▶ Objective:
Give back the records below exactly, every one, with no pictures.
________________________
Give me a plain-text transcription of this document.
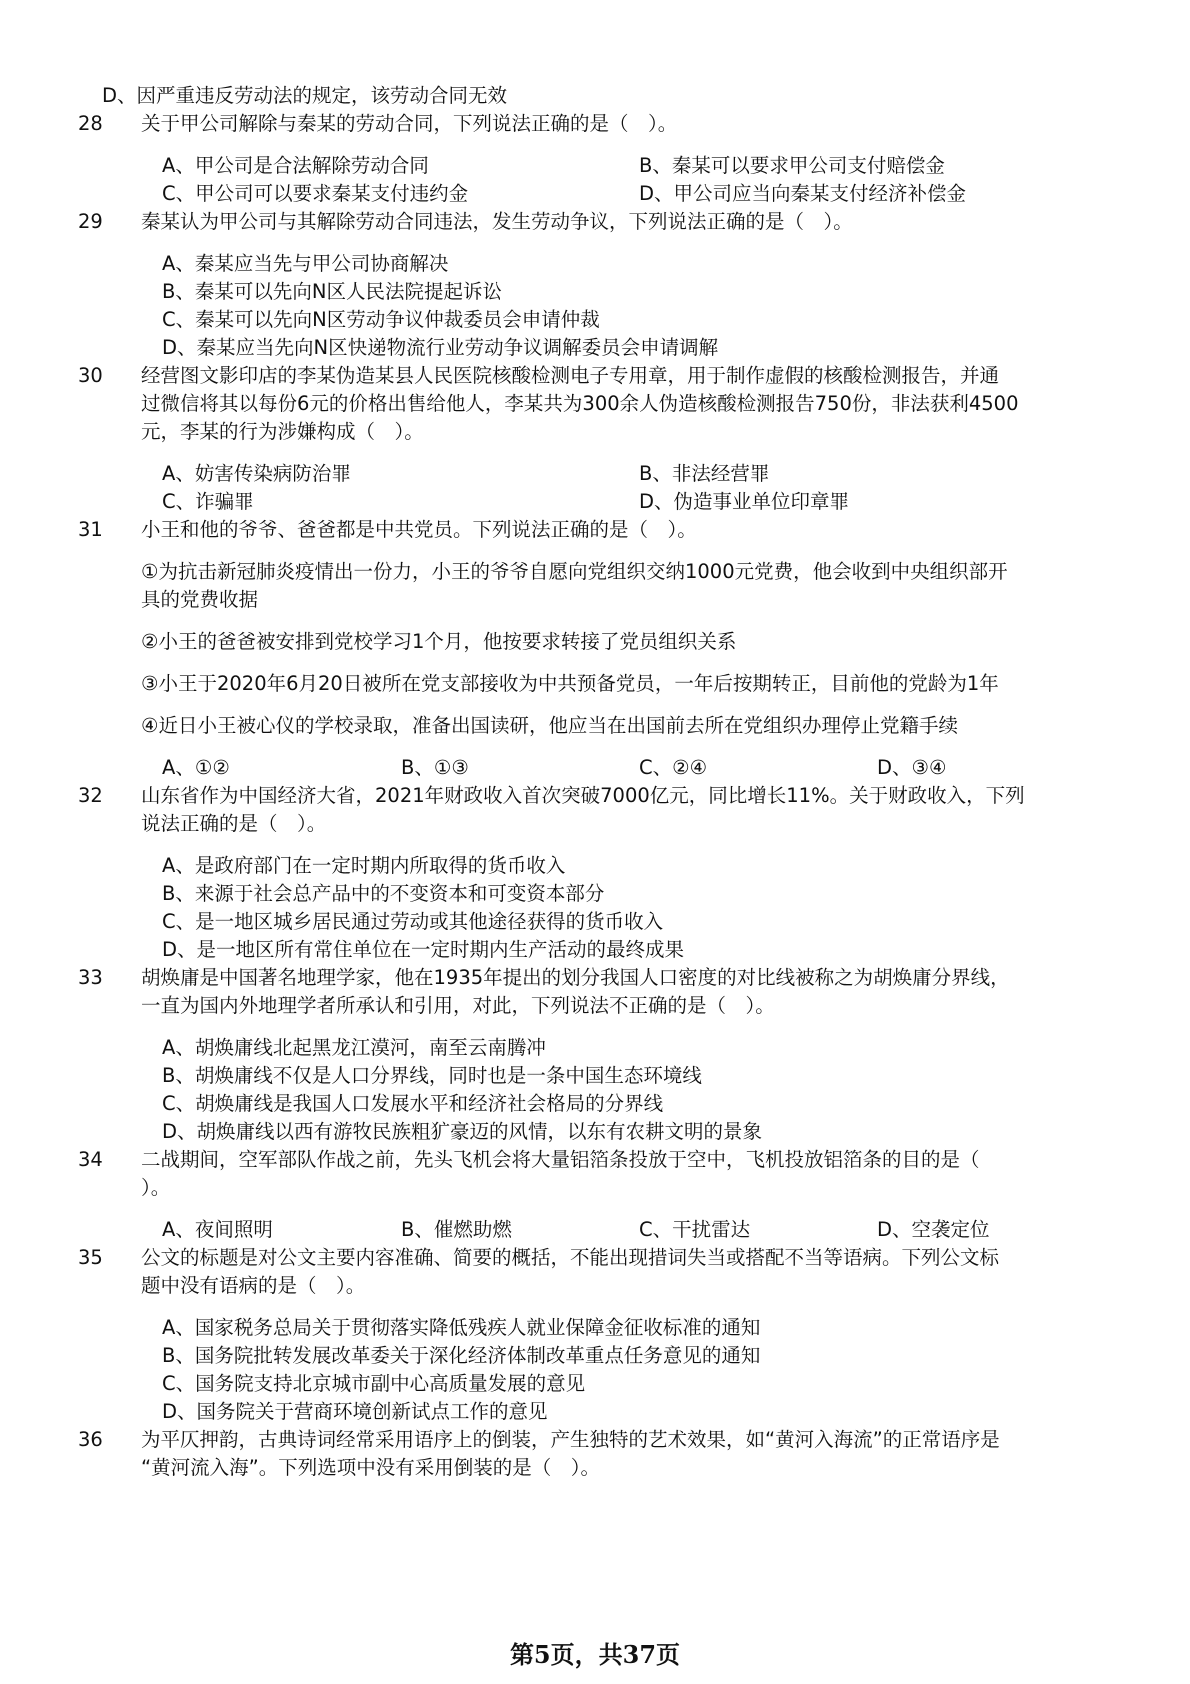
D、因严重违反劳动法的规定，该劳动合同无效
28	关于甲公司解除与秦某的劳动合同，下列说法正确的是（　）。
A、甲公司是合法解除劳动合同	B、秦某可以要求甲公司支付赔偿金
C、甲公司可以要求秦某支付违约金	D、甲公司应当向秦某支付经济补偿金
29	秦某认为甲公司与其解除劳动合同违法，发生劳动争议，下列说法正确的是（　）。
A、秦某应当先与甲公司协商解决
B、秦某可以先向N区人民法院提起诉讼
C、秦某可以先向N区劳动争议仲裁委员会申请仲裁
D、秦某应当先向N区快递物流行业劳动争议调解委员会申请调解
30	经营图文影印店的李某伪造某县人民医院核酸检测电子专用章，用于制作虚假的核酸检测报告，并通
过微信将其以每份6元的价格出售给他人，李某共为300余人伪造核酸检测报告750份，非法获利4500
元，李某的行为涉嫌构成（　）。
A、妨害传染病防治罪	B、非法经营罪
C、诈骗罪	D、伪造事业单位印章罪
31	小王和他的爷爷、爸爸都是中共党员。下列说法正确的是（　）。
①为抗击新冠肺炎疫情出一份力，小王的爷爷自愿向党组织交纳1000元党费，他会收到中央组织部开
具的党费收据
②小王的爸爸被安排到党校学习1个月，他按要求转接了党员组织关系
③小王于2020年6月20日被所在党支部接收为中共预备党员，一年后按期转正，目前他的党龄为1年
④近日小王被心仪的学校录取，准备出国读研，他应当在出国前去所在党组织办理停止党籍手续
A、①②	B、①③	C、②④	D、③④
32	山东省作为中国经济大省，2021年财政收入首次突破7000亿元，同比增长11%。关于财政收入，下列
说法正确的是（　）。
A、是政府部门在一定时期内所取得的货币收入
B、来源于社会总产品中的不变资本和可变资本部分
C、是一地区城乡居民通过劳动或其他途径获得的货币收入
D、是一地区所有常住单位在一定时期内生产活动的最终成果
33	胡焕庸是中国著名地理学家，他在1935年提出的划分我国人口密度的对比线被称之为胡焕庸分界线，
一直为国内外地理学者所承认和引用，对此，下列说法不正确的是（　）。
A、胡焕庸线北起黑龙江漠河，南至云南腾冲
B、胡焕庸线不仅是人口分界线，同时也是一条中国生态环境线
C、胡焕庸线是我国人口发展水平和经济社会格局的分界线
D、胡焕庸线以西有游牧民族粗犷豪迈的风情，以东有农耕文明的景象
34	二战期间，空军部队作战之前，先头飞机会将大量铝箔条投放于空中，飞机投放铝箔条的目的是（
）。
A、夜间照明	B、催燃助燃	C、干扰雷达	D、空袭定位
35	公文的标题是对公文主要内容准确、简要的概括，不能出现措词失当或搭配不当等语病。下列公文标
题中没有语病的是（　）。
A、国家税务总局关于贯彻落实降低残疾人就业保障金征收标准的通知
B、国务院批转发展改革委关于深化经济体制改革重点任务意见的通知
C、国务院支持北京城市副中心高质量发展的意见
D、国务院关于营商环境创新试点工作的意见
36	为平仄押韵，古典诗词经常采用语序上的倒装，产生独特的艺术效果，如“黄河入海流”的正常语序是
“黄河流入海”。下列选项中没有采用倒装的是（　）。
第5页，共37页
________________________
▶ Solution to the exercise:
Give me a plain-text transcription of this document.
D、因严重违反劳动法的规定，该劳动合同无效
28	关于甲公司解除与秦某的劳动合同，下列说法正确的是（　）。
A、甲公司是合法解除劳动合同	B、秦某可以要求甲公司支付赔偿金
C、甲公司可以要求秦某支付违约金	D、甲公司应当向秦某支付经济补偿金
29	秦某认为甲公司与其解除劳动合同违法，发生劳动争议，下列说法正确的是（　）。
A、秦某应当先与甲公司协商解决
B、秦某可以先向N区人民法院提起诉讼
C、秦某可以先向N区劳动争议仲裁委员会申请仲裁
D、秦某应当先向N区快递物流行业劳动争议调解委员会申请调解
30	经营图文影印店的李某伪造某县人民医院核酸检测电子专用章，用于制作虚假的核酸检测报告，并通
过微信将其以每份6元的价格出售给他人，李某共为300余人伪造核酸检测报告750份，非法获利4500
元，李某的行为涉嫌构成（　）。
A、妨害传染病防治罪	B、非法经营罪
C、诈骗罪	D、伪造事业单位印章罪
31	小王和他的爷爷、爸爸都是中共党员。下列说法正确的是（　）。
①为抗击新冠肺炎疫情出一份力，小王的爷爷自愿向党组织交纳1000元党费，他会收到中央组织部开
具的党费收据
②小王的爸爸被安排到党校学习1个月，他按要求转接了党员组织关系
③小王于2020年6月20日被所在党支部接收为中共预备党员，一年后按期转正，目前他的党龄为1年
④近日小王被心仪的学校录取，准备出国读研，他应当在出国前去所在党组织办理停止党籍手续
A、①②	B、①③	C、②④	D、③④
32	山东省作为中国经济大省，2021年财政收入首次突破7000亿元，同比增长11%。关于财政收入，下列
说法正确的是（　）。
A、是政府部门在一定时期内所取得的货币收入
B、来源于社会总产品中的不变资本和可变资本部分
C、是一地区城乡居民通过劳动或其他途径获得的货币收入
D、是一地区所有常住单位在一定时期内生产活动的最终成果
33	胡焕庸是中国著名地理学家，他在1935年提出的划分我国人口密度的对比线被称之为胡焕庸分界线，
一直为国内外地理学者所承认和引用，对此，下列说法不正确的是（　）。
A、胡焕庸线北起黑龙江漠河，南至云南腾冲
B、胡焕庸线不仅是人口分界线，同时也是一条中国生态环境线
C、胡焕庸线是我国人口发展水平和经济社会格局的分界线
D、胡焕庸线以西有游牧民族粗犷豪迈的风情，以东有农耕文明的景象
34	二战期间，空军部队作战之前，先头飞机会将大量铝箔条投放于空中，飞机投放铝箔条的目的是（
）。
A、夜间照明	B、催燃助燃	C、干扰雷达	D、空袭定位
35	公文的标题是对公文主要内容准确、简要的概括，不能出现措词失当或搭配不当等语病。下列公文标
题中没有语病的是（　）。
A、国家税务总局关于贯彻落实降低残疾人就业保障金征收标准的通知
B、国务院批转发展改革委关于深化经济体制改革重点任务意见的通知
C、国务院支持北京城市副中心高质量发展的意见
D、国务院关于营商环境创新试点工作的意见
36	为平仄押韵，古典诗词经常采用语序上的倒装，产生独特的艺术效果，如“黄河入海流”的正常语序是
“黄河流入海”。下列选项中没有采用倒装的是（　）。
第5页，共37页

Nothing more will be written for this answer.